# Instructions to follow
Quote every line below exactly and skip any picture.
-- Start Data provided --
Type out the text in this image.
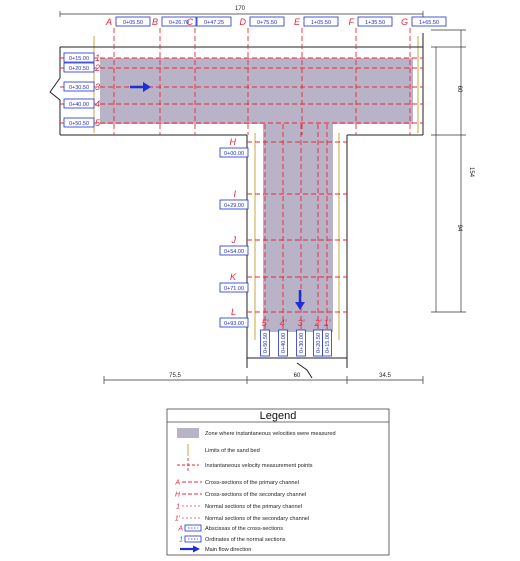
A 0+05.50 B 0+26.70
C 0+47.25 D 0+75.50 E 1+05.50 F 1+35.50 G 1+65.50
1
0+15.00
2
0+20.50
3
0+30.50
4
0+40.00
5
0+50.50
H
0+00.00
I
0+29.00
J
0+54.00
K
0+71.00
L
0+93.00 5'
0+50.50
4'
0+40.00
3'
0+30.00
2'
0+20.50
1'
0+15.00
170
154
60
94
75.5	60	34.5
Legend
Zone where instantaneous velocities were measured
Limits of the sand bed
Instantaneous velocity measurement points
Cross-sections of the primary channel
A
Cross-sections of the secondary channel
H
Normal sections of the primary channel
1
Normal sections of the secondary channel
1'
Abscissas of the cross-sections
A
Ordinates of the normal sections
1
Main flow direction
-- End Data provided --
# Solution to this problem
Type out the text in this image.
A 0+05.50 B 0+26.70
C 0+47.25 D 0+75.50 E 1+05.50 F 1+35.50 G 1+65.50
1
0+15.00
2
0+20.50
3
0+30.50
4
0+40.00
5
0+50.50
H
0+00.00
I
0+29.00
J
0+54.00
K
0+71.00
L
0+93.00 5'
0+50.50
4'
0+40.00
3'
0+30.00
2'
0+20.50
1'
0+15.00
170
154
60
94
75.5	60	34.5
Legend
Zone where instantaneous velocities were measured
Limits of the sand bed
Instantaneous velocity measurement points
Cross-sections of the primary channel
A
Cross-sections of the secondary channel
H
Normal sections of the primary channel
1
Normal sections of the secondary channel
1'
Abscissas of the cross-sections
A
Ordinates of the normal sections
1
Main flow direction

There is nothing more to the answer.